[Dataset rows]
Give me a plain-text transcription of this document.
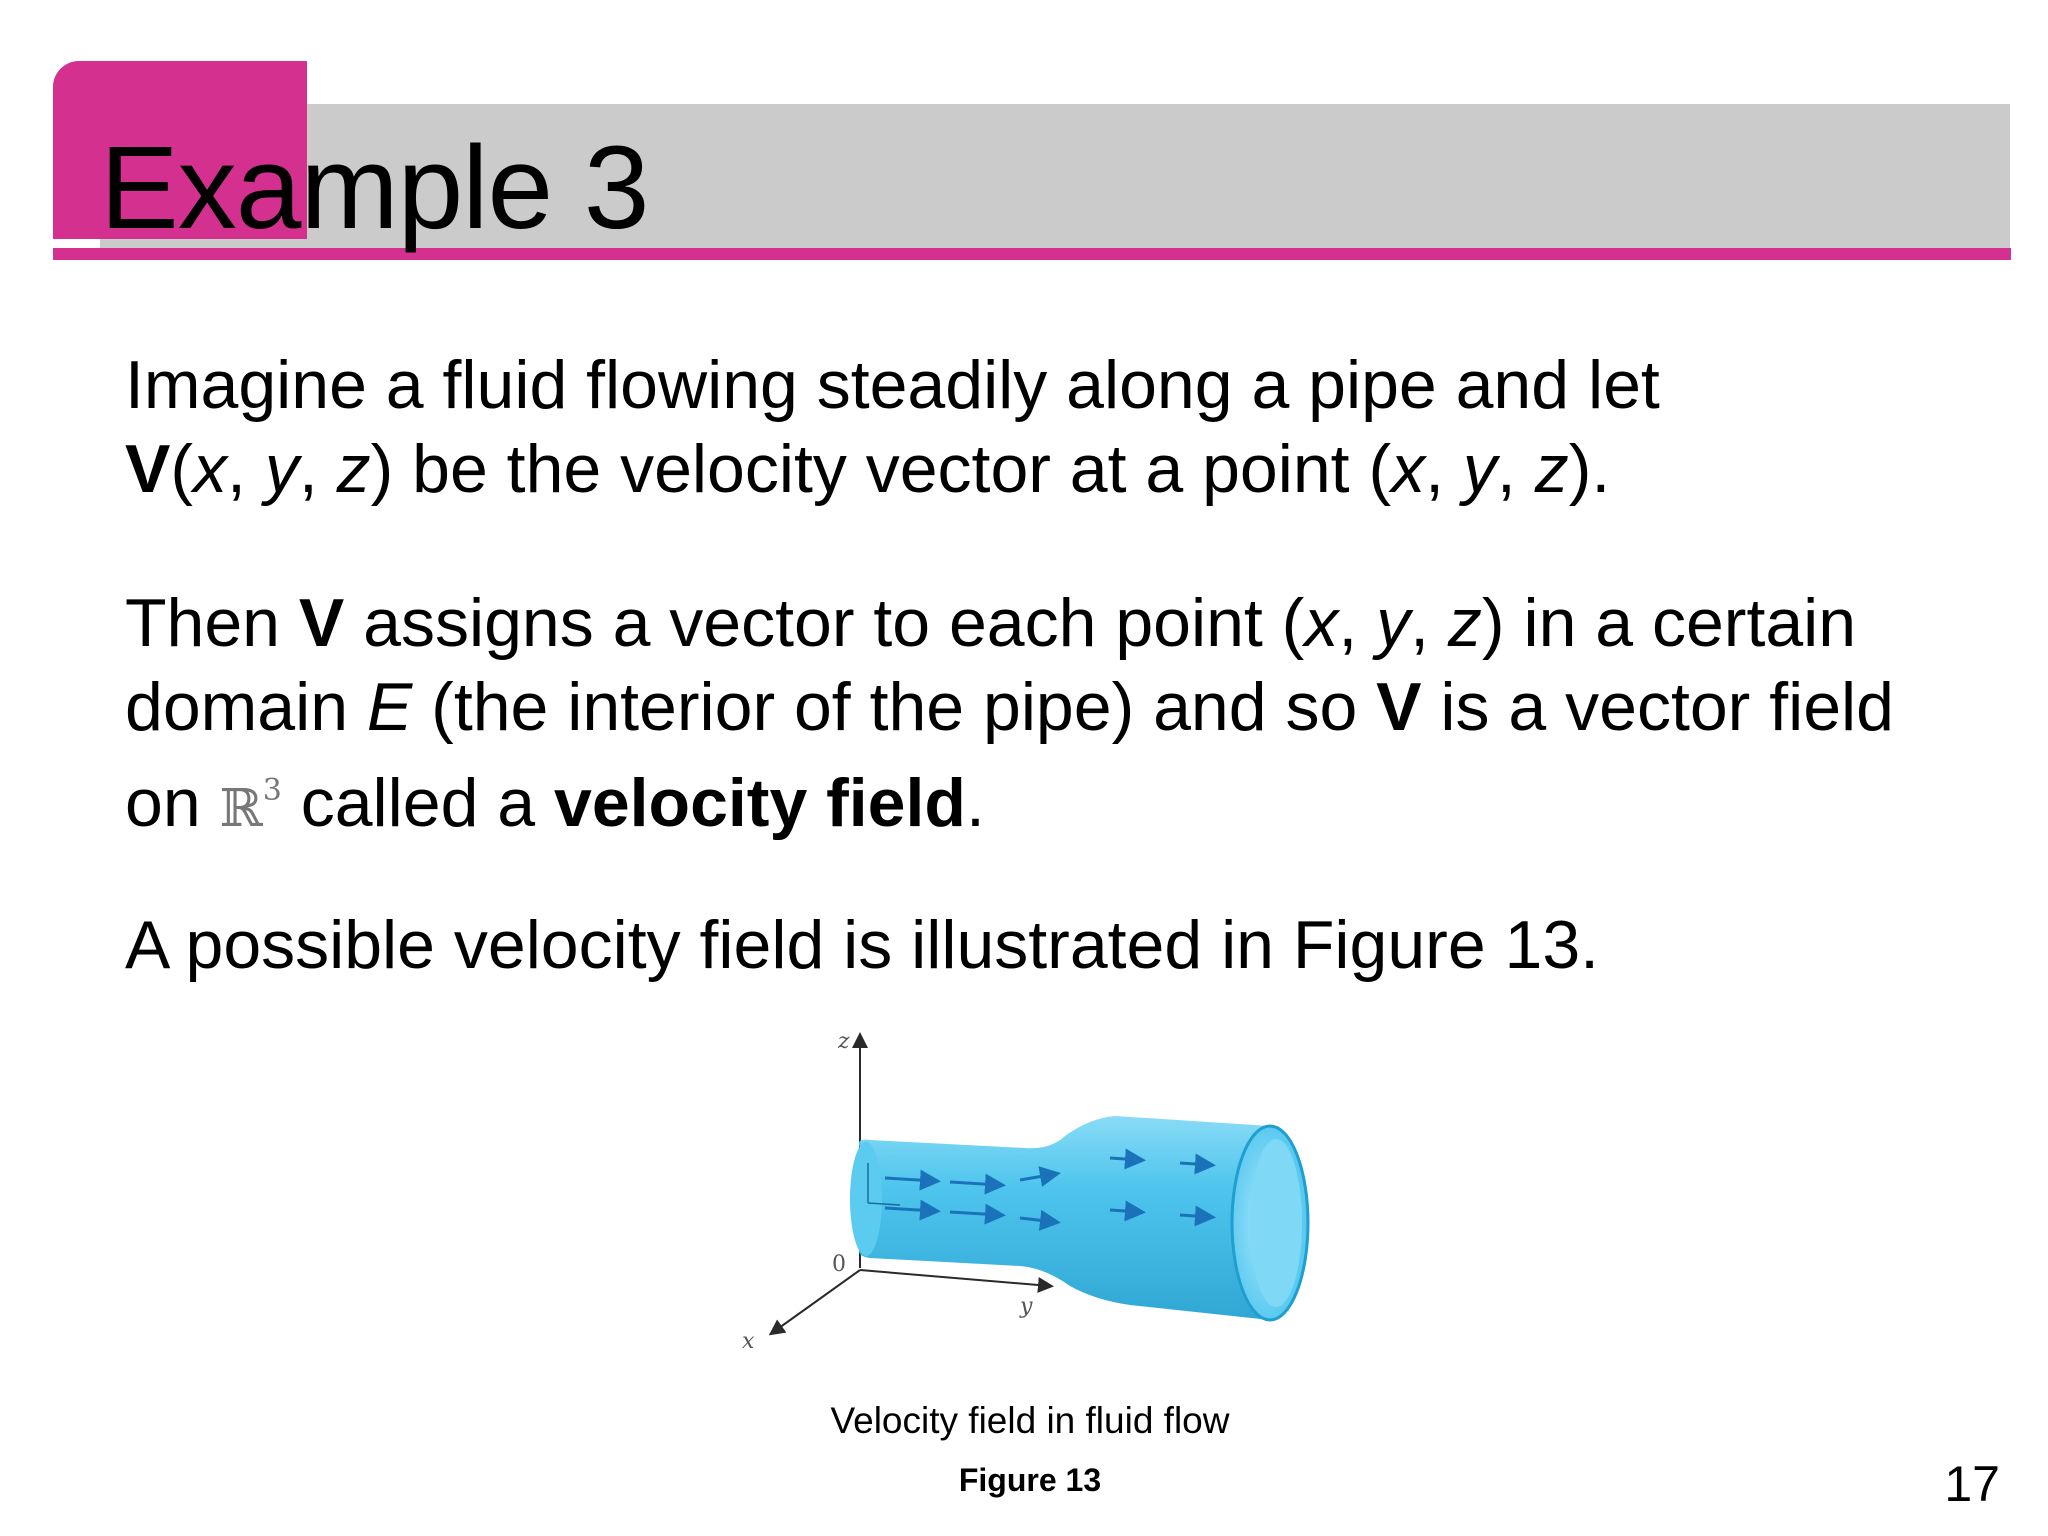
Example 3
Imagine a fluid flowing steadily along a pipe and let
V(x, y, z) be the velocity vector at a point (x, y, z).
Then V assigns a vector to each point (x, y, z) in a certain
domain E (the interior of the pipe) and so V is a vector field
on ℝ$^3$ called a velocity field.
A possible velocity field is illustrated in Figure 13.
z
y
x
0
Velocity field in fluid flow
Figure 13	17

Exercise objective
Retype the data above exactly; pictures are not part of the copy.

Final result
Give me a plain-text transcription of this document.
Example 3
Imagine a fluid flowing steadily along a pipe and let
V(x, y, z) be the velocity vector at a point (x, y, z).
Then V assigns a vector to each point (x, y, z) in a certain
domain E (the interior of the pipe) and so V is a vector field
on ℝ$^3$ called a velocity field.
A possible velocity field is illustrated in Figure 13.
z
y
x
0
Velocity field in fluid flow
Figure 13	17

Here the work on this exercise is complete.